-- begin --
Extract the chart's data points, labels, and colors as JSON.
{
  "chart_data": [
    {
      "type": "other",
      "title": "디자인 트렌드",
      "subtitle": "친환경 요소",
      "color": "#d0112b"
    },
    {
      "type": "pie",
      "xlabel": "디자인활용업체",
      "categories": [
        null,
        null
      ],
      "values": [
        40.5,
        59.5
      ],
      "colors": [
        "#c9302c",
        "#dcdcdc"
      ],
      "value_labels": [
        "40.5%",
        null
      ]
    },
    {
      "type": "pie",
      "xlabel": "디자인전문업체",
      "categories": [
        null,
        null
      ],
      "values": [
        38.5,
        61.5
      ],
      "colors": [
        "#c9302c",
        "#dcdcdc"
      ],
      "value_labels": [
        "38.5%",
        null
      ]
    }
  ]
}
-- end --
■ STATED EXERCISE
Reproduce all of the material above word for word.

■ TASK OUTPUT
Extract the chart's data points, labels, and colors as JSON.
{
  "chart_data": [
    {
      "type": "other",
      "title": "디자인 트렌드",
      "subtitle": "친환경 요소",
      "color": "#d0112b"
    },
    {
      "type": "pie",
      "xlabel": "디자인활용업체",
      "categories": [
        null,
        null
      ],
      "values": [
        40.5,
        59.5
      ],
      "colors": [
        "#c9302c",
        "#dcdcdc"
      ],
      "value_labels": [
        "40.5%",
        null
      ]
    },
    {
      "type": "pie",
      "xlabel": "디자인전문업체",
      "categories": [
        null,
        null
      ],
      "values": [
        38.5,
        61.5
      ],
      "colors": [
        "#c9302c",
        "#dcdcdc"
      ],
      "value_labels": [
        "38.5%",
        null
      ]
    }
  ]
}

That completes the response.